DIRECTIONS FOR THIS TASK – Copy every line that mentions the word "osprzętu".

Data records:
++++++++++++++++++++
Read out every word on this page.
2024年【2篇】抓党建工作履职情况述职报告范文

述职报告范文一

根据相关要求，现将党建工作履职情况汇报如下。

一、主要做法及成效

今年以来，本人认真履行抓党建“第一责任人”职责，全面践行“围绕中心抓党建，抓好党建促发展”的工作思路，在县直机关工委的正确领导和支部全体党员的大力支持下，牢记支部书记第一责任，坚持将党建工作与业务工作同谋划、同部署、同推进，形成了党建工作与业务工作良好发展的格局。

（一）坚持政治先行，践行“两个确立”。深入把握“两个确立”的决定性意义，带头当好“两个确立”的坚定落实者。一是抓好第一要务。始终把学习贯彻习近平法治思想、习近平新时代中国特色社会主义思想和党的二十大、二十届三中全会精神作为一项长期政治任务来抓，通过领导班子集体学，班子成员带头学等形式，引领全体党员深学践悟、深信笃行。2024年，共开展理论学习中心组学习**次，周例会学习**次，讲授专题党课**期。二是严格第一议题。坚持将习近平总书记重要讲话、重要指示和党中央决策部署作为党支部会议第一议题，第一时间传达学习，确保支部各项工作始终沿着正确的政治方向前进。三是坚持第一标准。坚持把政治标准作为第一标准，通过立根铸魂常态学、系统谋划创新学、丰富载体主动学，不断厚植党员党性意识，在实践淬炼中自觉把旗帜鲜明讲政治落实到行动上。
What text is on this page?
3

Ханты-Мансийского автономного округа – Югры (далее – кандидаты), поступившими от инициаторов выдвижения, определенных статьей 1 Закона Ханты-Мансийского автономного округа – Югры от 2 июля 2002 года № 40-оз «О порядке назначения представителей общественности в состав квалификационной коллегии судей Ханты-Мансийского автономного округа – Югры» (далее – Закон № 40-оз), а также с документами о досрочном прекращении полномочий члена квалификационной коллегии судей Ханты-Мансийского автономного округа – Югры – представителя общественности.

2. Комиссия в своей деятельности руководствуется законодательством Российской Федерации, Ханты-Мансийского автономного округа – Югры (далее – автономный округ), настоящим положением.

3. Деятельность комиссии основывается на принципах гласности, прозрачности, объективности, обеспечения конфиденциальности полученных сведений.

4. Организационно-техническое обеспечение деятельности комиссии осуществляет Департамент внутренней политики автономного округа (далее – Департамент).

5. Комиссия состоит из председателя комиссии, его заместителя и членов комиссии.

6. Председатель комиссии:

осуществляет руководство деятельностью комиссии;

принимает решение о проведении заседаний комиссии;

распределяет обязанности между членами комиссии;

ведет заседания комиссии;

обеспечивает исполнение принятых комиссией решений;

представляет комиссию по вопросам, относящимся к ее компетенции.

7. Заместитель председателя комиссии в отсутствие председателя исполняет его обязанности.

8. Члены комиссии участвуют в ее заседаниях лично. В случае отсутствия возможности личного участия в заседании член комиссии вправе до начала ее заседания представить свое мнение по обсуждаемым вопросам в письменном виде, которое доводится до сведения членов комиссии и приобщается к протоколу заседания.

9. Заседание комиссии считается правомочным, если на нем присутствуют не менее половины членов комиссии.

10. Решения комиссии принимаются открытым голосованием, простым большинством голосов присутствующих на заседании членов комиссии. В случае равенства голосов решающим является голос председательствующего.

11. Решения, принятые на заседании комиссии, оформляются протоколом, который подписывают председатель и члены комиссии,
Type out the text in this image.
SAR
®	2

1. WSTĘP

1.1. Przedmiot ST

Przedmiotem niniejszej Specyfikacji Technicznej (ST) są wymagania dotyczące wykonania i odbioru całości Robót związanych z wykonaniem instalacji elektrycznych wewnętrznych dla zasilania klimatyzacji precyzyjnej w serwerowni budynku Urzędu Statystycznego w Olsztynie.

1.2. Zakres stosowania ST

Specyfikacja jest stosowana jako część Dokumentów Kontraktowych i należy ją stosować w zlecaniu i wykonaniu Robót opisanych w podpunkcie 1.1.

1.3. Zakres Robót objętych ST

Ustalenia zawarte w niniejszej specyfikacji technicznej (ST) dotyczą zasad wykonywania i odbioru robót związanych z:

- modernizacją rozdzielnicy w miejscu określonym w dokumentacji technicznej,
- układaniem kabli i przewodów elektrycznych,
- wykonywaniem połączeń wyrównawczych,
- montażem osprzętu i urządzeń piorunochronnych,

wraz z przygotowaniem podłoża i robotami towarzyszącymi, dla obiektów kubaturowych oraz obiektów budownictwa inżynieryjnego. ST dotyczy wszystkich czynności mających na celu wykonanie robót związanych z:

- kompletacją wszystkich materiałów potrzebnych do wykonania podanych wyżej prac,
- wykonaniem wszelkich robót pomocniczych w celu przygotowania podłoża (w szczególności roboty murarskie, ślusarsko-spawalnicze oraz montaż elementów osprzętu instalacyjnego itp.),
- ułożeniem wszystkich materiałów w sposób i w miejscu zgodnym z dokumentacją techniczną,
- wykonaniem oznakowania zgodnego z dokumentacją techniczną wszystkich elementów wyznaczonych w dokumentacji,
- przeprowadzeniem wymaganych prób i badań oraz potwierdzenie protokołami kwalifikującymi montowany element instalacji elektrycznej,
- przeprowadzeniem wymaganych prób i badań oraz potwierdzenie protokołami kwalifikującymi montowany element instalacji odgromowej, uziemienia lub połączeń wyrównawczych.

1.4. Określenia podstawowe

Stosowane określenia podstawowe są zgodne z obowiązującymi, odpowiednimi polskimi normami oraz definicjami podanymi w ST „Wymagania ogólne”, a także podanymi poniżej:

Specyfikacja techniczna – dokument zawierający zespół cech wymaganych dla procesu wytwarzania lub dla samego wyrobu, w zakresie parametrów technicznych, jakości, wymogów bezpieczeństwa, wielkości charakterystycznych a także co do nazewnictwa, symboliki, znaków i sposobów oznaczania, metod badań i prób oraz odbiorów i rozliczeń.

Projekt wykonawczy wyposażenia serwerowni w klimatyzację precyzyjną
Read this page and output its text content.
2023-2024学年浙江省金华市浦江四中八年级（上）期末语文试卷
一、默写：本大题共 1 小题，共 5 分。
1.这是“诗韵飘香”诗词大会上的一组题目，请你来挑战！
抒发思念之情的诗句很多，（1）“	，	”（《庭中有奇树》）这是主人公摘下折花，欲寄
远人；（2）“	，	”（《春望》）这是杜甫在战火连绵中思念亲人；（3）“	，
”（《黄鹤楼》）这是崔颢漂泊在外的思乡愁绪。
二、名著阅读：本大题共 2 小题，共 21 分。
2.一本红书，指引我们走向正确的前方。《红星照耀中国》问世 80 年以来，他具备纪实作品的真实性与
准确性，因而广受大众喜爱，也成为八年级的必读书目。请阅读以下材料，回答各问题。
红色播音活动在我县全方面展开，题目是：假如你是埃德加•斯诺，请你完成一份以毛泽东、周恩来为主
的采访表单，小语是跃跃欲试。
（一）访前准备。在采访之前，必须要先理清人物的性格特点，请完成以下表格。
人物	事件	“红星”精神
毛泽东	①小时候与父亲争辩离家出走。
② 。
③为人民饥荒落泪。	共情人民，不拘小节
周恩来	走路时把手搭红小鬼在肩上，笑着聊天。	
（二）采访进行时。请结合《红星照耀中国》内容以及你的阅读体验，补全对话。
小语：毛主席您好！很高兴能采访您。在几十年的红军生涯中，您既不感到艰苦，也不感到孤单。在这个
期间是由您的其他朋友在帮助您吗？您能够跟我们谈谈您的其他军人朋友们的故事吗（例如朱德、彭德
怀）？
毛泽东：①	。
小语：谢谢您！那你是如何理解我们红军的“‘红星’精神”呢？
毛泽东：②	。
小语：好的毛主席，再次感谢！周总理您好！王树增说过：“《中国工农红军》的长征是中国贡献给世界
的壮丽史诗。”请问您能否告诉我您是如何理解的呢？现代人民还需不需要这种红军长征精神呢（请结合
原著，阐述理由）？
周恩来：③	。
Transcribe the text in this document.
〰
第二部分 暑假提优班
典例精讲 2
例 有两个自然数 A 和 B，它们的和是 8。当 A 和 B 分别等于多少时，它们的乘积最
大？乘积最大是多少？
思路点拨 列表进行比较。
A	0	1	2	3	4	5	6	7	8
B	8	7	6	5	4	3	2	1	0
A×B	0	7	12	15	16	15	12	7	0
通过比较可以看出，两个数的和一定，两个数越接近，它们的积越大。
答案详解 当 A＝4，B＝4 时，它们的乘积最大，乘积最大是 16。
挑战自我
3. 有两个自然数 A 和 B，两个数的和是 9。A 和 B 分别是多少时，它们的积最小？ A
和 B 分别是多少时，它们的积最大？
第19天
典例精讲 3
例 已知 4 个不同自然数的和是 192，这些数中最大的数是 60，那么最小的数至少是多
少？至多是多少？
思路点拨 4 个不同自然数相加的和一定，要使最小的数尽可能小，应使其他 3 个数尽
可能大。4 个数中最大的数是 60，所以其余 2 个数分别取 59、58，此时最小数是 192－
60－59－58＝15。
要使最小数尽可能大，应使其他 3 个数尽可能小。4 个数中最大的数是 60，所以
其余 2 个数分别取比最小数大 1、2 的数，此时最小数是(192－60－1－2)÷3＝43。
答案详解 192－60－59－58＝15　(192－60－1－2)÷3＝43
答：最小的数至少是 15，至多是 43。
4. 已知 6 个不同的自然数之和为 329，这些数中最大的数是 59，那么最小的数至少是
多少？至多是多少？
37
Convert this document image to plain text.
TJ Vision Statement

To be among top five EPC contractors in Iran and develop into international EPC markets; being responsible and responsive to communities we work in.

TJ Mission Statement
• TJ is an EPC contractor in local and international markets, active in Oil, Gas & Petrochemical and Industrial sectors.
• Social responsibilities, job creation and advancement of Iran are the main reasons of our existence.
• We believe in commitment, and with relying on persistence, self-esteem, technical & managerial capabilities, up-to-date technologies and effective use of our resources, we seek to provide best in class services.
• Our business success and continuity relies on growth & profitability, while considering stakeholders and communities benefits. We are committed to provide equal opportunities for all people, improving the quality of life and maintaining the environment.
++++++++++++++++++++
FINAL RESULT –
- montażem osprzętu i urządzeń piorunochronnych,
- wykonaniem wszelkich robót pomocniczych w celu przygotowania podłoża (w szczególności roboty murarskie, ślusarsko-spawalnicze oraz montaż elementów osprzętu instalacyjnego itp.),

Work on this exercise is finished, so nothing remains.